_GIVEN REQUEST_. Reproduce only the section of the entries that opens with the line containing "- sequencer-track[interactable]: Current Focal" and closes with the line containing "- scale-y[interactable]: 1.5031: [805, 276, 831, 283]", swapping "Focal Length" for "Focal Distance" and leaving everything else unchanged.

_DATASET CONTENT_.
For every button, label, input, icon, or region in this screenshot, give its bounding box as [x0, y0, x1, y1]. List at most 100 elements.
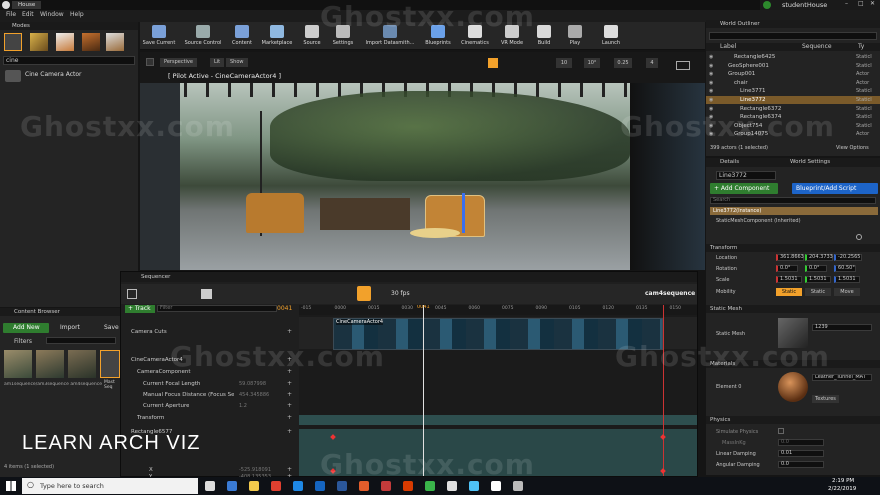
- sequencer-track[interactable]: Current Focal Length 59.087998 +: [121, 380, 297, 388]
- add-new-button[interactable]: Add New: [3, 323, 49, 333]
- simulate-physics-checkbox[interactable]: [778, 428, 784, 434]
- time-ruler[interactable]: -015 0000 0015 0030 0045 0060 0075 0090 0105 0120…: [299, 305, 697, 315]
- toolbar-cinematics-button[interactable]: Cinematics: [458, 22, 492, 50]
- scale-y[interactable]: 1.5031: [805, 276, 831, 283]
- playhead-line[interactable]: [423, 305, 424, 476]
- actor-name-field[interactable]: Line3772: [716, 171, 776, 180]
- add-key-icon[interactable]: +: [287, 380, 292, 388]
- mass-field[interactable]: 0.0: [778, 439, 824, 446]
- level-tab[interactable]: House: [12, 1, 42, 9]
- end-marker[interactable]: [663, 305, 664, 476]
- visibility-eye-icon[interactable]: ◉: [709, 122, 713, 130]
- instance-row[interactable]: Line3772(Instance): [710, 207, 878, 215]
- mobility-movable-button[interactable]: Move: [834, 288, 860, 296]
- angular-damping-field[interactable]: 0.0: [778, 461, 824, 468]
- close-icon[interactable]: ✕: [870, 0, 875, 7]
- outliner-row[interactable]: ◉ GeoSphere001 StaticI: [706, 62, 880, 70]
- rotation-y[interactable]: 0.0°: [805, 265, 827, 272]
- mail-icon[interactable]: [315, 481, 325, 491]
- rotation-z[interactable]: 60.50°: [834, 265, 856, 272]
- transform-section-header[interactable]: Transform: [706, 244, 880, 252]
- vlc-icon[interactable]: [469, 481, 479, 491]
- outliner-row[interactable]: ◉ Object754 StaticI: [706, 122, 880, 130]
- add-key-icon[interactable]: +: [287, 428, 292, 436]
- track-value[interactable]: 454.345886: [239, 391, 269, 399]
- minimize-icon[interactable]: –: [845, 0, 848, 7]
- content-search-input[interactable]: [46, 337, 116, 344]
- save-sequence-icon[interactable]: [127, 289, 137, 299]
- playhead-label[interactable]: 0041: [417, 305, 430, 310]
- filters-button[interactable]: Filters: [14, 338, 32, 345]
- import-button[interactable]: Import: [60, 324, 80, 331]
- scale-x[interactable]: 1.5031: [776, 276, 802, 283]
- chrome-icon[interactable]: [271, 481, 281, 491]
- outliner-tab[interactable]: World Outliner: [706, 20, 880, 28]
- track-filter-input[interactable]: Filter: [157, 305, 277, 312]
- visibility-eye-icon[interactable]: ◉: [709, 70, 713, 78]
- transform-mode-icon[interactable]: [488, 58, 498, 68]
- col-type[interactable]: Ty: [858, 43, 864, 50]
- mode-paint-icon[interactable]: [30, 33, 48, 51]
- mode-place-icon[interactable]: [4, 33, 22, 51]
- add-track-button[interactable]: + Track: [125, 305, 155, 313]
- outliner-row[interactable]: ◉ Group14075 Actor: [706, 130, 880, 138]
- track-value[interactable]: 59.087998: [239, 380, 266, 388]
- toolbar-blueprints-button[interactable]: Blueprints: [424, 22, 452, 50]
- toolbar-save-current-button[interactable]: Save Current: [142, 22, 176, 50]
- toolbar-marketplace-button[interactable]: Marketplace: [260, 22, 294, 50]
- mobility-static-button[interactable]: Static: [776, 288, 802, 296]
- visibility-eye-icon[interactable]: ◉: [709, 113, 713, 121]
- material-dropdown[interactable]: Leather_Tunnel_MAT: [812, 374, 872, 381]
- clock-time[interactable]: 2:19 PM: [832, 478, 854, 484]
- sequencer-track[interactable]: Current Aperture 1.2 +: [121, 402, 297, 410]
- save-button[interactable]: Save: [104, 324, 119, 331]
- unreal-icon[interactable]: [491, 481, 501, 491]
- toolbar-content-button[interactable]: Content: [230, 22, 254, 50]
- visibility-eye-icon[interactable]: ◉: [709, 62, 713, 70]
- snap-toggle-icon[interactable]: [357, 286, 371, 301]
- snap-scale-value[interactable]: 0.25: [614, 58, 632, 68]
- toolbar-build-button[interactable]: Build: [532, 22, 556, 50]
- col-sequence[interactable]: Sequence: [802, 43, 832, 50]
- lit-button[interactable]: Lit: [210, 58, 225, 67]
- sequencer-track[interactable]: Transform +: [121, 414, 297, 422]
- asset-thumbnail-selected[interactable]: [100, 350, 120, 378]
- current-frame-field[interactable]: 0041: [277, 305, 292, 312]
- visibility-eye-icon[interactable]: ◉: [709, 105, 713, 113]
- toolbar-source-button[interactable]: Source: [300, 22, 324, 50]
- sequencer-track[interactable]: CameraComponent +: [121, 368, 297, 376]
- explorer-icon[interactable]: [513, 481, 523, 491]
- modes-search-input[interactable]: cine: [3, 56, 135, 65]
- mobility-stationary-button[interactable]: Static: [805, 288, 831, 296]
- asset-thumbnail-2[interactable]: [36, 350, 64, 378]
- start-button-icon[interactable]: [6, 481, 16, 491]
- maximize-viewport-icon[interactable]: [676, 61, 690, 70]
- physics-section-header[interactable]: Physics: [706, 416, 880, 424]
- view-options[interactable]: View Options: [836, 145, 869, 151]
- sequencer-tab[interactable]: Sequencer: [121, 272, 697, 282]
- maximize-icon[interactable]: □: [858, 0, 864, 7]
- snap-rotate-value[interactable]: 10°: [584, 58, 600, 68]
- component-row[interactable]: StaticMeshComponent (Inherited): [716, 218, 801, 224]
- level-viewport[interactable]: Perspective Lit Show [ Pilot Active - Ci…: [140, 52, 705, 270]
- details-tab[interactable]: Details: [720, 158, 739, 166]
- outliner-row[interactable]: ◉ chair Actor: [706, 79, 880, 87]
- textures-button[interactable]: Textures: [812, 395, 839, 403]
- outliner-row[interactable]: ◉ Rectangle6425 StaticI: [706, 53, 880, 61]
- location-z[interactable]: -20.2565: [834, 254, 862, 261]
- add-key-icon[interactable]: +: [287, 328, 292, 336]
- menu-edit[interactable]: Edit: [22, 11, 34, 18]
- edge-icon[interactable]: [227, 481, 237, 491]
- camera-speed-value[interactable]: 4: [646, 58, 658, 68]
- media-icon[interactable]: [447, 481, 457, 491]
- details-search-input[interactable]: Search: [710, 197, 876, 204]
- location-x[interactable]: 361.8663: [776, 254, 804, 261]
- cine-camera-result[interactable]: Cine Camera Actor: [3, 68, 135, 82]
- linear-damping-field[interactable]: 0.01: [778, 450, 824, 457]
- file-explorer-icon[interactable]: [249, 481, 259, 491]
- outliner-row[interactable]: ◉ Line3772 StaticI: [706, 96, 880, 104]
- material-thumbnail[interactable]: [778, 372, 808, 402]
- store-icon[interactable]: [293, 481, 303, 491]
- visibility-eye-icon[interactable]: ◉: [709, 130, 713, 138]
- 3dsmax-icon[interactable]: [381, 481, 391, 491]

_ANSWER FOR THIS EXERCISE_.
- sequencer-track[interactable]: Current Focal Distance 59.087998 +: [121, 380, 297, 388]
- add-new-button[interactable]: Add New: [3, 323, 49, 333]
- simulate-physics-checkbox[interactable]: [778, 428, 784, 434]
- time-ruler[interactable]: -015 0000 0015 0030 0045 0060 0075 0090 0105 0120…: [299, 305, 697, 315]
- toolbar-cinematics-button[interactable]: Cinematics: [458, 22, 492, 50]
- scale-y[interactable]: 1.5031: [805, 276, 831, 283]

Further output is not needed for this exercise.